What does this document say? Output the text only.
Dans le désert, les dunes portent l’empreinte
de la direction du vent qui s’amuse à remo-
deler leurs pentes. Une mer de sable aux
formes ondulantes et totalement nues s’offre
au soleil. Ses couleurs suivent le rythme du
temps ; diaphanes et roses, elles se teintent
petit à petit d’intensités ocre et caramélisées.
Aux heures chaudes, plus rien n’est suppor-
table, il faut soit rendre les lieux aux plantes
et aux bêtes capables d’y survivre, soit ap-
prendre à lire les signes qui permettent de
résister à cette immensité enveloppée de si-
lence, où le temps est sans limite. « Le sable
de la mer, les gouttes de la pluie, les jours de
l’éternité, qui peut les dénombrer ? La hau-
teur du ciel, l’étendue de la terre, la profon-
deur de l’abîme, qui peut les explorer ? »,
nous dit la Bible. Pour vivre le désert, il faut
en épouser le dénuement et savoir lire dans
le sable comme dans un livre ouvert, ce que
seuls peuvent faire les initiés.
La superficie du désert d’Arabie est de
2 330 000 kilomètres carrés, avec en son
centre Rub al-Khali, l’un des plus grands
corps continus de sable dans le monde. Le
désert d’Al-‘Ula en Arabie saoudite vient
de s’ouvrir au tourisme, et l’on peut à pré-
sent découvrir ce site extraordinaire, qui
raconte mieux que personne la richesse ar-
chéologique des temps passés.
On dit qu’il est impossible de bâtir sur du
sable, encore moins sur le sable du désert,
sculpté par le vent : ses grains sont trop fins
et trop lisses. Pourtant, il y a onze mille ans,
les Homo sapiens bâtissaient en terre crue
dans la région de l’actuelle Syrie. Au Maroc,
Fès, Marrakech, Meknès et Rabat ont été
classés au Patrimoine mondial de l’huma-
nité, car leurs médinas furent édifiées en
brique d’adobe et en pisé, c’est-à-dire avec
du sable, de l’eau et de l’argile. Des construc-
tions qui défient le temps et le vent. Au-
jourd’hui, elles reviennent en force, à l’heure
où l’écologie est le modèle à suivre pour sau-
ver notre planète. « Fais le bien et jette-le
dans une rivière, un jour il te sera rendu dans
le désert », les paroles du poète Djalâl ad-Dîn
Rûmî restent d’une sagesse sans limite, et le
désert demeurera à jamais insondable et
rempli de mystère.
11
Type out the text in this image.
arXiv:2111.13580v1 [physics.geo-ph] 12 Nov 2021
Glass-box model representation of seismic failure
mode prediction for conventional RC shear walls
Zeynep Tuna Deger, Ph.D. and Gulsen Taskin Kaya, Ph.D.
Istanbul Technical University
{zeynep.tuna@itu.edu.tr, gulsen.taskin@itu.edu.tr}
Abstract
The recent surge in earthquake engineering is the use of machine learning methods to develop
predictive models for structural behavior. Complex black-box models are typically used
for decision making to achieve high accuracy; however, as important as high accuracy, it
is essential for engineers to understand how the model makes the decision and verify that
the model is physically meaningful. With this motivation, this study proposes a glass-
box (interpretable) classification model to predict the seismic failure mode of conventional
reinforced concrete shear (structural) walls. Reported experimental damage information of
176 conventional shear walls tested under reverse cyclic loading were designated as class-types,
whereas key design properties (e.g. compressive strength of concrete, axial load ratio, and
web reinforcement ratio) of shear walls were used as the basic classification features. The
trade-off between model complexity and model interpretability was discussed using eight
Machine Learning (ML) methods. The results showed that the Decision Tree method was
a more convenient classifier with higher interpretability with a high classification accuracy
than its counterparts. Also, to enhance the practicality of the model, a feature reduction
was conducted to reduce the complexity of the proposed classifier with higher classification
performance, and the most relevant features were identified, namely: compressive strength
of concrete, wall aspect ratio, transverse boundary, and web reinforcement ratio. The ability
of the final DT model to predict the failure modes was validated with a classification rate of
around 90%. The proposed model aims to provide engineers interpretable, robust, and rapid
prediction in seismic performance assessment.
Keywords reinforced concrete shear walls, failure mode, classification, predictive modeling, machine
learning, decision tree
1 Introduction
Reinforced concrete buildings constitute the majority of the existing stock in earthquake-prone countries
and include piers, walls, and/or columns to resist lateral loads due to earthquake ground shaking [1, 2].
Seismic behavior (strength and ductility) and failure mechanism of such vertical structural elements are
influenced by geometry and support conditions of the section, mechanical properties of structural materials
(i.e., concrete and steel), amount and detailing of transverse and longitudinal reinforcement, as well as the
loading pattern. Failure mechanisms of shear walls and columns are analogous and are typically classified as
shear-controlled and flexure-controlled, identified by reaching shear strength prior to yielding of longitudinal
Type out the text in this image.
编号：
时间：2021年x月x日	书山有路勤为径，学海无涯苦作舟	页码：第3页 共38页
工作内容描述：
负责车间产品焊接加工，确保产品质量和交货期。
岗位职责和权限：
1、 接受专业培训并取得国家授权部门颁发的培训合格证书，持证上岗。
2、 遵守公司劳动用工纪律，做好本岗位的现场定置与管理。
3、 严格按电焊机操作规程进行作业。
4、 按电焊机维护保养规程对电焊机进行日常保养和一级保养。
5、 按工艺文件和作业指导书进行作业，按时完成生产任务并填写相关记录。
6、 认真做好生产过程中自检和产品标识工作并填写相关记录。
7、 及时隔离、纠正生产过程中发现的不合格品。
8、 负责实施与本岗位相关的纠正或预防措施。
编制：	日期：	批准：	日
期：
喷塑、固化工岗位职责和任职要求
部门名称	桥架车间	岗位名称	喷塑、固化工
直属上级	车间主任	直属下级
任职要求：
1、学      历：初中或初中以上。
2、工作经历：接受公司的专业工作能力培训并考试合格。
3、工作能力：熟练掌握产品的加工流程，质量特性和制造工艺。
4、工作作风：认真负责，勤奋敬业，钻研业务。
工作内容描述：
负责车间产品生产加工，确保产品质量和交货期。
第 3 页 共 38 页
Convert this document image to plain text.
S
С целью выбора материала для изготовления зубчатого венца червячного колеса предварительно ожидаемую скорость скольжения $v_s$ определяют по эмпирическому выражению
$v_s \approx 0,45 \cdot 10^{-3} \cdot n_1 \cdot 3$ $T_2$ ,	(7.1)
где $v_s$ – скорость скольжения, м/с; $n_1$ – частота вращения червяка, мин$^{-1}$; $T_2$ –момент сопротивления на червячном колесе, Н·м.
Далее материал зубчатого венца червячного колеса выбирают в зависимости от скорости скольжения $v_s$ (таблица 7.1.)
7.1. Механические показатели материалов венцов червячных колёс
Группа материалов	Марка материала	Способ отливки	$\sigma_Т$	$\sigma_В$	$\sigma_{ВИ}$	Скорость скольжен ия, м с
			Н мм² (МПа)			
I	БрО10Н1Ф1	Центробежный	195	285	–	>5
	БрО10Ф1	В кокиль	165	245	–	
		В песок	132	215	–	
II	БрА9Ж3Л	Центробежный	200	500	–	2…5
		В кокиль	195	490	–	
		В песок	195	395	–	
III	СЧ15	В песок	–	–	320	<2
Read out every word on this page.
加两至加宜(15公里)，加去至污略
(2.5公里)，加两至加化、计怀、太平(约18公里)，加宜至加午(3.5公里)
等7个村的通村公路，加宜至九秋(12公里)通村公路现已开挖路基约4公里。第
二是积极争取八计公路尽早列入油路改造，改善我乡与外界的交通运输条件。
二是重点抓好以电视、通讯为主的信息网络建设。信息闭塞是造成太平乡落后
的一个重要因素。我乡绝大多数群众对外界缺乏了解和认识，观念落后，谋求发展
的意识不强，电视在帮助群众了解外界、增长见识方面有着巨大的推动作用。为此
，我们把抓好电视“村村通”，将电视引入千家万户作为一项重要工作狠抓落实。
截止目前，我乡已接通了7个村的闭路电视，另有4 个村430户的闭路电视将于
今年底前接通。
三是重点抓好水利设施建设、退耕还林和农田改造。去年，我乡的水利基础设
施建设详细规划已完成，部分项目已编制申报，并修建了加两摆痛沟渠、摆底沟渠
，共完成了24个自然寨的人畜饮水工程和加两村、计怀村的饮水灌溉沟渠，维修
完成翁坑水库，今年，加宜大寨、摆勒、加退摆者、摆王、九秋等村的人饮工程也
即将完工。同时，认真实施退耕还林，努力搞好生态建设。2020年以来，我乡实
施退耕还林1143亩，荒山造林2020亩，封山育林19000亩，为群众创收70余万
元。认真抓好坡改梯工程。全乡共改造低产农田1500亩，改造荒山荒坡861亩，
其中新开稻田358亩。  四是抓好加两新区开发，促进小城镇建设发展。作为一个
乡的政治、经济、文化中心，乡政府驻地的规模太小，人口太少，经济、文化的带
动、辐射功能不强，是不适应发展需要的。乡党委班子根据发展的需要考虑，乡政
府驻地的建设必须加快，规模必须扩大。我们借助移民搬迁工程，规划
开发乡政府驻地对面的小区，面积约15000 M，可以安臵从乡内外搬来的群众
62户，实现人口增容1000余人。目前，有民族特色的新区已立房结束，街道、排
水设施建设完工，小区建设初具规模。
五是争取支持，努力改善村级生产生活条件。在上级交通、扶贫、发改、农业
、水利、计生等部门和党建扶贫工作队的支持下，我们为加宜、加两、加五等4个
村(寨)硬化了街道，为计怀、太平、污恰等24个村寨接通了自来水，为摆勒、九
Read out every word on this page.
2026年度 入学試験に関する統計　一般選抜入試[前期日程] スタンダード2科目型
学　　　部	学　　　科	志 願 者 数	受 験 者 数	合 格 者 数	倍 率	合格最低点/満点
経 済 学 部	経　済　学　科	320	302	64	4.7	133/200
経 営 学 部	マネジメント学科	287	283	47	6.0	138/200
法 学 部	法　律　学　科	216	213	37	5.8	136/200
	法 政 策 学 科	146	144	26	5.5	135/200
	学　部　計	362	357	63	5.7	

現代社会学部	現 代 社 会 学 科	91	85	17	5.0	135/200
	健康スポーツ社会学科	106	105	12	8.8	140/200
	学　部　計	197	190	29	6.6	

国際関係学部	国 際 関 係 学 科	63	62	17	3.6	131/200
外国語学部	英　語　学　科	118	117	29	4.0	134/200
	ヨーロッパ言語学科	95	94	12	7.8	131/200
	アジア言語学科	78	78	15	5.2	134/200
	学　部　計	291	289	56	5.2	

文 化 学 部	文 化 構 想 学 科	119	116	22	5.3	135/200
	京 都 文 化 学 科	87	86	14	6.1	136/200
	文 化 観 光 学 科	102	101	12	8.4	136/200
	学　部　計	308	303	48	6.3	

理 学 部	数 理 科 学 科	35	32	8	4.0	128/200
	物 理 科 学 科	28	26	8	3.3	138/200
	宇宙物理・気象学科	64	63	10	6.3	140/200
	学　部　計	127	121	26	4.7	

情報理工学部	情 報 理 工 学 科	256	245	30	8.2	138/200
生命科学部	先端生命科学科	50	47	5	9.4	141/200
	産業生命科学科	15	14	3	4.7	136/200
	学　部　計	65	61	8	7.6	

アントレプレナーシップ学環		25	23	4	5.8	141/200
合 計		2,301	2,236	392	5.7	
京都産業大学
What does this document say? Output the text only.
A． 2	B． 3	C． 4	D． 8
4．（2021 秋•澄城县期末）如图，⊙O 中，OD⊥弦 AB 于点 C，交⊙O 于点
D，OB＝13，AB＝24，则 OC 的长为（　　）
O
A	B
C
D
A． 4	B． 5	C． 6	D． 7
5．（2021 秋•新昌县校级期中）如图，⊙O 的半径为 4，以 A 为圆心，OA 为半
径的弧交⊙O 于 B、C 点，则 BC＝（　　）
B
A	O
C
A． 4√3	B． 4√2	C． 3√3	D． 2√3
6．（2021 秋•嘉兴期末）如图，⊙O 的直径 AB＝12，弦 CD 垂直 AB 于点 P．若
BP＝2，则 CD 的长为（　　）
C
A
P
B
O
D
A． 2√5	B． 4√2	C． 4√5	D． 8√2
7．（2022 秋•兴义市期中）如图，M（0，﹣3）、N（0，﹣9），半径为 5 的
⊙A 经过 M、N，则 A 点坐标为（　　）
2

============

*TASK DIRECTIONS:* Search the lines above for the string "performance", then show every one that has it.

*THE ANSWER:*
performance, and the most relevant features were identified, namely: compressive strength
prediction in seismic performance assessment.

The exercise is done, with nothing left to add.